Dataset records on visual material
-- -- --
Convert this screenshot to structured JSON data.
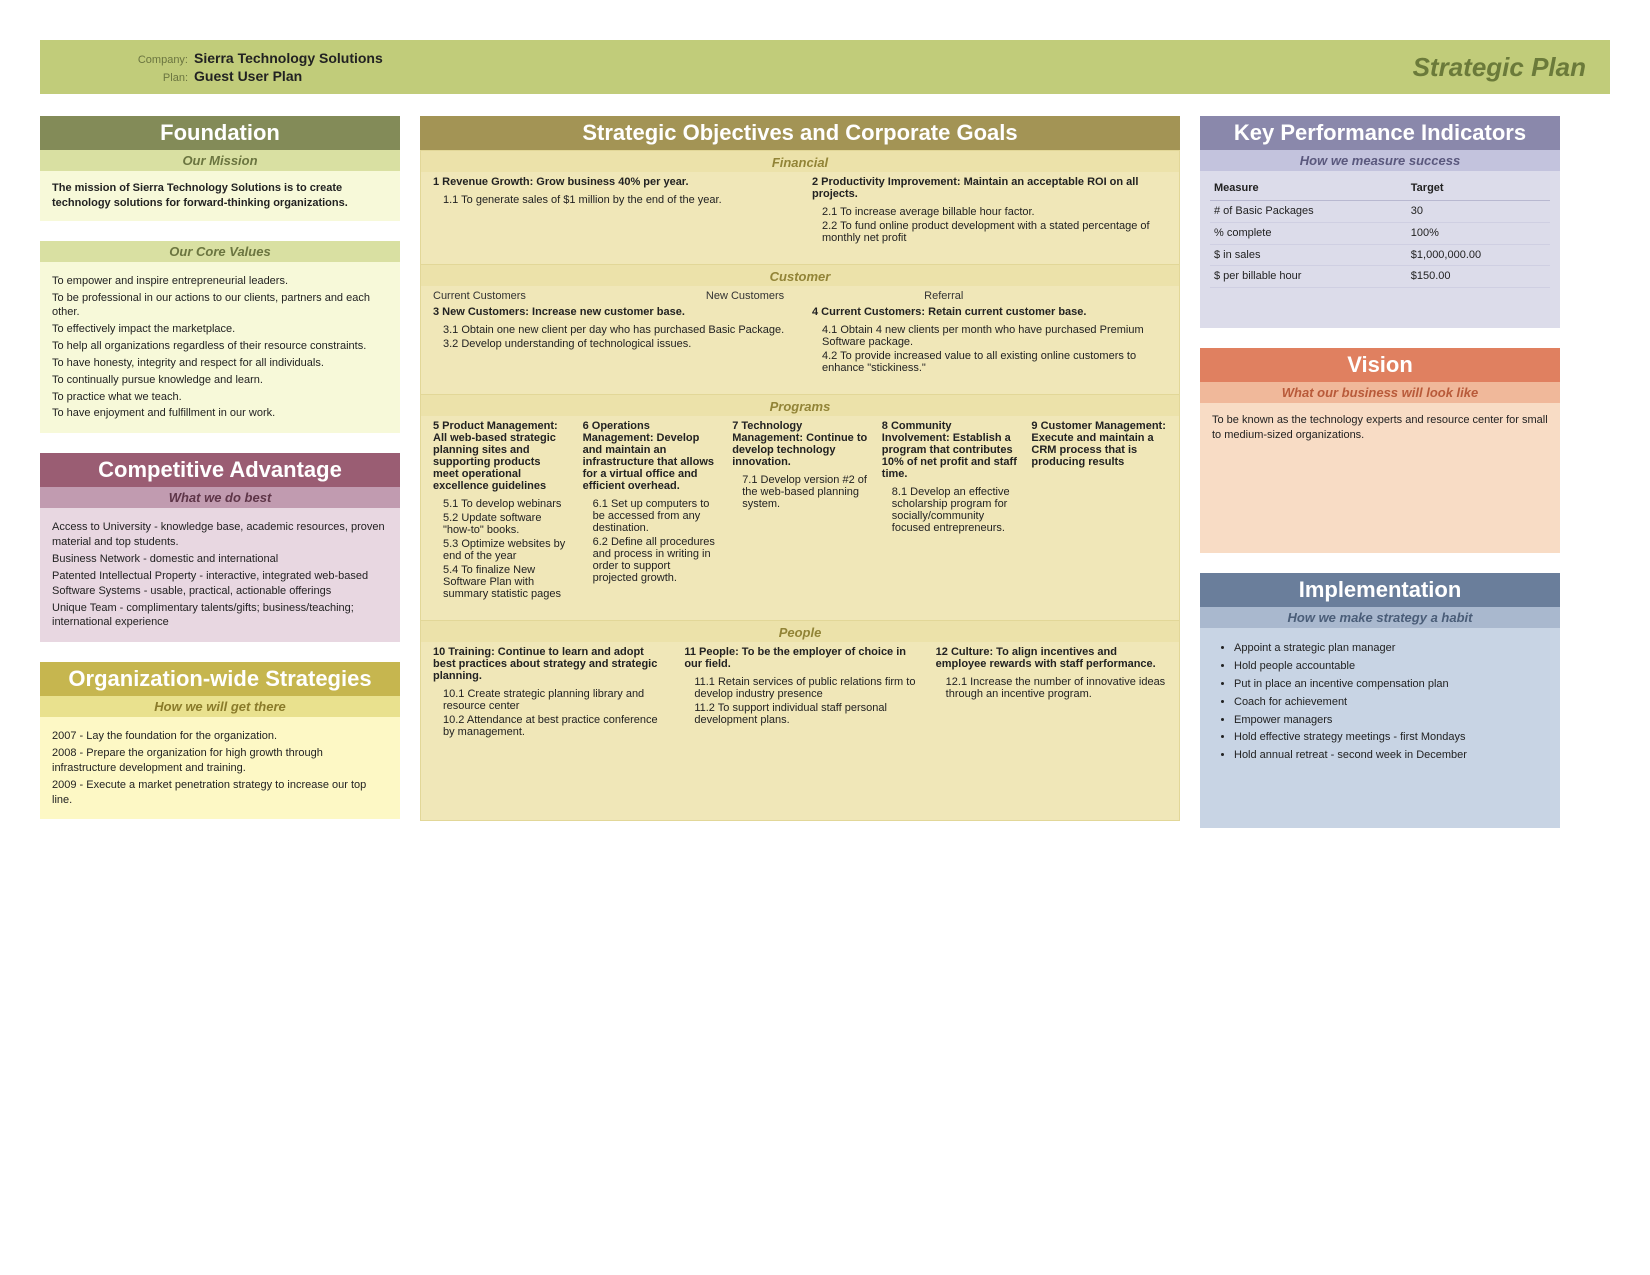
{
  "header": {
    "company_label": "Company:",
    "company_value": "Sierra Technology Solutions",
    "plan_label": "Plan:",
    "plan_value": "Guest User Plan",
    "title": "Strategic Plan"
  },
  "foundation": {
    "title": "Foundation",
    "mission_sub": "Our Mission",
    "mission_text": "The mission of Sierra Technology Solutions is to create technology solutions for forward-thinking organizations.",
    "values_sub": "Our Core Values",
    "values": [
      "To empower and inspire entrepreneurial leaders.",
      "To be professional in our actions to our clients, partners and each other.",
      "To effectively impact the marketplace.",
      "To help all organizations regardless of their resource constraints.",
      "To have honesty, integrity and respect for all individuals.",
      "To continually pursue knowledge and learn.",
      "To practice what we teach.",
      "To have enjoyment and fulfillment in our work."
    ]
  },
  "competitive": {
    "title": "Competitive Advantage",
    "sub": "What we do best",
    "items": [
      "Access to University - knowledge base, academic resources, proven material and top students.",
      "Business Network - domestic and international",
      "Patented Intellectual Property - interactive, integrated web-based Software Systems - usable, practical, actionable offerings",
      "Unique Team - complimentary talents/gifts; business/teaching; international experience"
    ]
  },
  "org": {
    "title": "Organization-wide Strategies",
    "sub": "How we will get there",
    "items": [
      "2007 - Lay the foundation for the organization.",
      "2008 - Prepare the organization for high growth through infrastructure development and training.",
      "2009 - Execute a market penetration strategy to increase our top line."
    ]
  },
  "mid": {
    "title": "Strategic Objectives and Corporate Goals",
    "financial": {
      "head": "Financial",
      "g1": {
        "title": "1 Revenue Growth: Grow business 40% per year.",
        "items": [
          "1.1 To generate sales of $1 million by the end of the year."
        ]
      },
      "g2": {
        "title": "2 Productivity Improvement: Maintain an acceptable ROI on all projects.",
        "items": [
          "2.1 To increase average billable hour factor.",
          "2.2 To fund online product development with a stated percentage of monthly net profit"
        ]
      }
    },
    "customer": {
      "head": "Customer",
      "labels": [
        "Current Customers",
        "New Customers",
        "Referral"
      ],
      "g3": {
        "title": "3 New Customers: Increase new customer base.",
        "items": [
          "3.1 Obtain one new client per day who has purchased Basic Package.",
          "3.2 Develop understanding of technological issues."
        ]
      },
      "g4": {
        "title": "4 Current Customers: Retain current customer base.",
        "items": [
          "4.1 Obtain 4 new clients per month who have purchased Premium Software package.",
          "4.2 To provide increased value to all existing online customers to enhance \"stickiness.\""
        ]
      }
    },
    "programs": {
      "head": "Programs",
      "g5": {
        "title": "5 Product Management: All web-based strategic planning sites and supporting products meet operational excellence guidelines",
        "items": [
          "5.1 To develop webinars",
          "5.2 Update software \"how-to\" books.",
          "5.3 Optimize websites by end of the year",
          "5.4 To finalize New Software Plan with summary statistic pages"
        ]
      },
      "g6": {
        "title": "6 Operations Management: Develop and maintain an infrastructure that allows for a virtual office and efficient overhead.",
        "items": [
          "6.1 Set up computers to be accessed from any destination.",
          "6.2 Define all procedures and process in writing in order to support projected growth."
        ]
      },
      "g7": {
        "title": "7 Technology Management: Continue to develop technology innovation.",
        "items": [
          "7.1 Develop version #2 of the web-based planning system."
        ]
      },
      "g8": {
        "title": "8 Community Involvement: Establish a program that contributes 10% of net profit and staff time.",
        "items": [
          "8.1 Develop an effective scholarship program for socially/community focused entrepreneurs."
        ]
      },
      "g9": {
        "title": "9 Customer Management: Execute and maintain a CRM process that is producing results",
        "items": []
      }
    },
    "people": {
      "head": "People",
      "g10": {
        "title": "10 Training: Continue to learn and adopt best practices about strategy and strategic planning.",
        "items": [
          "10.1 Create strategic planning library and resource center",
          "10.2 Attendance at best practice conference by management."
        ]
      },
      "g11": {
        "title": "11 People: To be the employer of choice in our field.",
        "items": [
          "11.1 Retain services of public relations firm to develop industry presence",
          "11.2 To support individual staff personal development plans."
        ]
      },
      "g12": {
        "title": "12 Culture: To align incentives and employee rewards with staff performance.",
        "items": [
          "12.1 Increase the number of innovative ideas through an incentive program."
        ]
      }
    }
  },
  "kpi": {
    "title": "Key Performance Indicators",
    "sub": "How we measure success",
    "col_measure": "Measure",
    "col_target": "Target",
    "rows": [
      {
        "m": "# of Basic Packages",
        "t": "30"
      },
      {
        "m": "% complete",
        "t": "100%"
      },
      {
        "m": "$ in sales",
        "t": "$1,000,000.00"
      },
      {
        "m": "$ per billable hour",
        "t": "$150.00"
      }
    ]
  },
  "vision": {
    "title": "Vision",
    "sub": "What our business will look like",
    "text": "To be known as the technology experts and resource center for small to medium-sized organizations."
  },
  "impl": {
    "title": "Implementation",
    "sub": "How we make strategy a habit",
    "items": [
      "Appoint a strategic plan manager",
      "Hold people accountable",
      "Put in place an incentive compensation plan",
      "Coach for achievement",
      "Empower managers",
      "Hold effective strategy meetings - first Mondays",
      "Hold annual retreat - second week in December"
    ]
  }
}
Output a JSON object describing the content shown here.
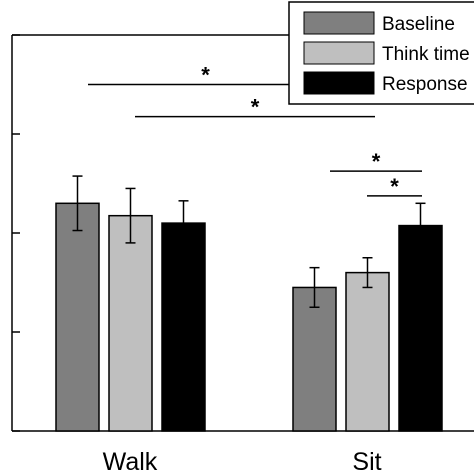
{
  "chart_data": {
    "type": "bar",
    "categories": [
      "Walk",
      "Sit"
    ],
    "series": [
      {
        "name": "Baseline",
        "color": "#7f7f7f",
        "values": [
          4.6,
          2.9
        ],
        "errors": [
          0.55,
          0.4
        ]
      },
      {
        "name": "Think time",
        "color": "#bfbfbf",
        "values": [
          4.35,
          3.2
        ],
        "errors": [
          0.55,
          0.3
        ]
      },
      {
        "name": "Response",
        "color": "#000000",
        "values": [
          4.2,
          4.15
        ],
        "errors": [
          0.45,
          0.45
        ]
      }
    ],
    "ylim": [
      0,
      8
    ],
    "y_ticks": [
      0,
      2,
      4,
      6,
      8
    ],
    "y_tick_labels_visible": false,
    "legend_position": "top-right",
    "significance": [
      {
        "label": "*",
        "from": "Walk",
        "to": "Sit",
        "level": 7.0
      },
      {
        "label": "*",
        "from": "Walk",
        "to": "Sit",
        "level": 6.35
      },
      {
        "label": "*",
        "from": "Sit Baseline",
        "to": "Sit Response",
        "level": 5.25
      },
      {
        "label": "*",
        "from": "Sit Think time",
        "to": "Sit Response",
        "level": 4.75
      }
    ]
  }
}
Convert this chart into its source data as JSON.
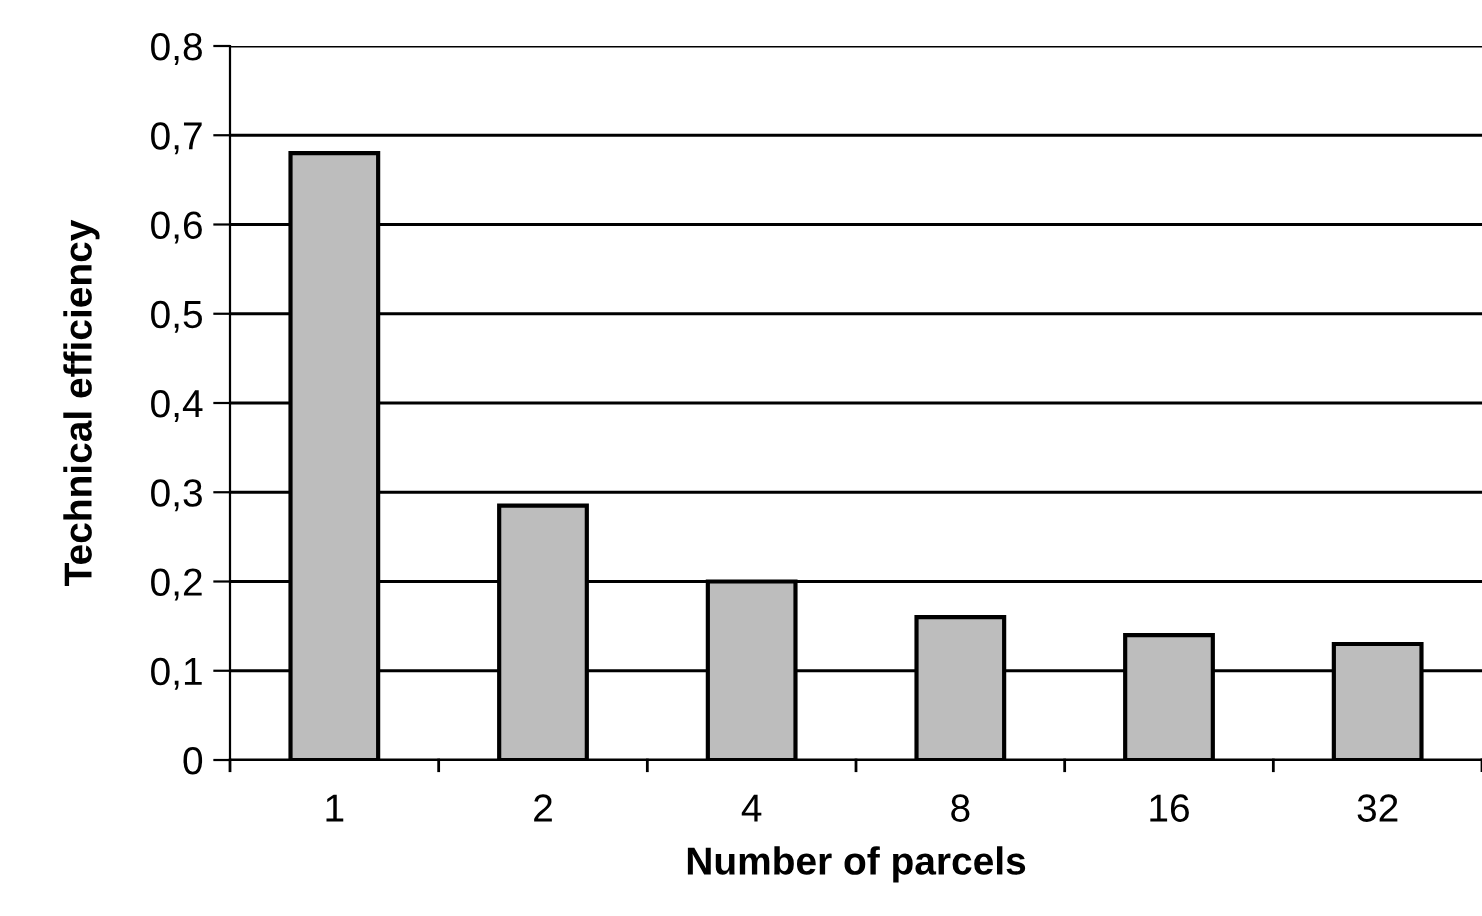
{
  "chart_data": {
    "type": "bar",
    "xlabel": "Number of parcels",
    "ylabel": "Technical efficiency",
    "categories": [
      "1",
      "2",
      "4",
      "8",
      "16",
      "32"
    ],
    "values": [
      0.68,
      0.285,
      0.2,
      0.16,
      0.14,
      0.13
    ],
    "color": "#bdbdbd",
    "ylim": [
      0,
      0.8
    ],
    "yticks": [
      0,
      {
        "value": 0.1,
        "label": "0,1"
      },
      {
        "value": 0.2,
        "label": "0,2"
      },
      {
        "value": 0.3,
        "label": "0,3"
      },
      {
        "value": 0.4,
        "label": "0,4"
      },
      {
        "value": 0.5,
        "label": "0,5"
      },
      {
        "value": 0.6,
        "label": "0,6"
      },
      {
        "value": 0.7,
        "label": "0,7"
      },
      {
        "value": 0.8,
        "label": "0,8"
      }
    ],
    "grid": "y"
  }
}
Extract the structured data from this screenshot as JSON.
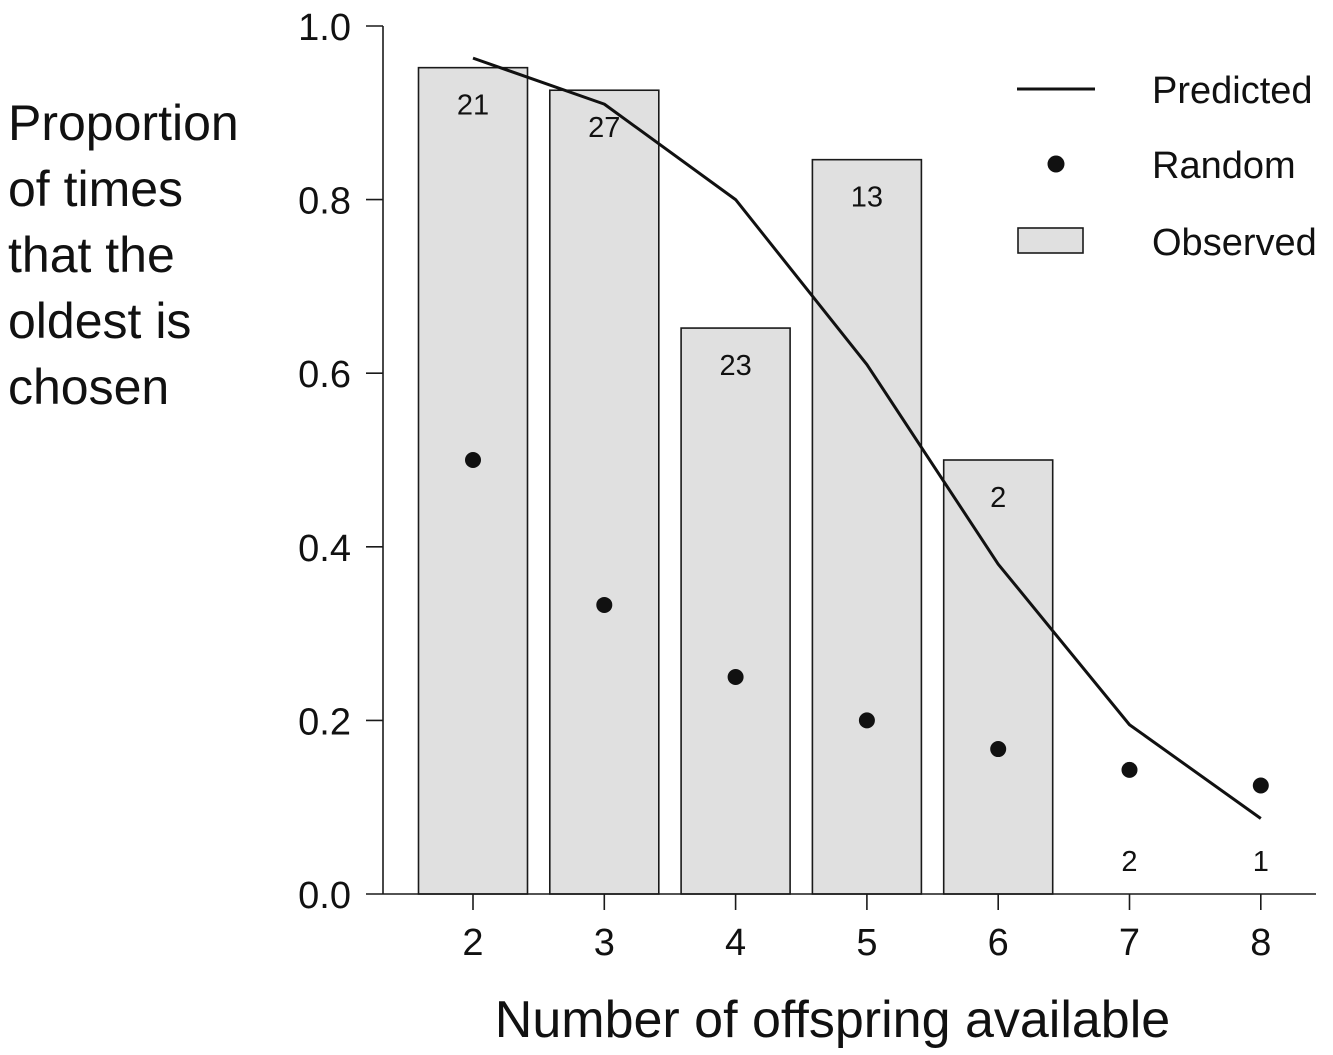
{
  "chart_data": {
    "type": "bar",
    "title": "",
    "xlabel": "Number of offspring available",
    "ylabel_lines": [
      "Proportion",
      "of times",
      "that the",
      "oldest is",
      "chosen"
    ],
    "x": [
      2,
      3,
      4,
      5,
      6,
      7,
      8
    ],
    "x_tick_labels": [
      "2",
      "3",
      "4",
      "5",
      "6",
      "7",
      "8"
    ],
    "ylim": [
      0,
      1
    ],
    "y_ticks": [
      0,
      0.2,
      0.4,
      0.6,
      0.8,
      1
    ],
    "y_tick_labels": [
      "0.0",
      "0.2",
      "0.4",
      "0.6",
      "0.8",
      "1.0"
    ],
    "grid": false,
    "legend_position": "top-right",
    "series": [
      {
        "name": "Observed",
        "type": "bar",
        "color": "#e0e0e0",
        "values": [
          0.952,
          0.926,
          0.652,
          0.846,
          0.5,
          0,
          0
        ],
        "bar_labels": [
          "21",
          "27",
          "23",
          "13",
          "2",
          "2",
          "1"
        ]
      },
      {
        "name": "Predicted",
        "type": "line",
        "color": "#111111",
        "values": [
          0.963,
          0.91,
          0.8,
          0.61,
          0.38,
          0.195,
          0.087
        ]
      },
      {
        "name": "Random",
        "type": "scatter",
        "color": "#111111",
        "values": [
          0.5,
          0.333,
          0.25,
          0.2,
          0.167,
          0.143,
          0.125
        ]
      }
    ]
  }
}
-- -- --
| Given instruction |
From the entries above, extract each line containing "through".

| Answer below |
      "2008 - Prepare the organization for high growth through infrastructure development and training.",
          "12.1 Increase the number of innovative ideas through an incentive program."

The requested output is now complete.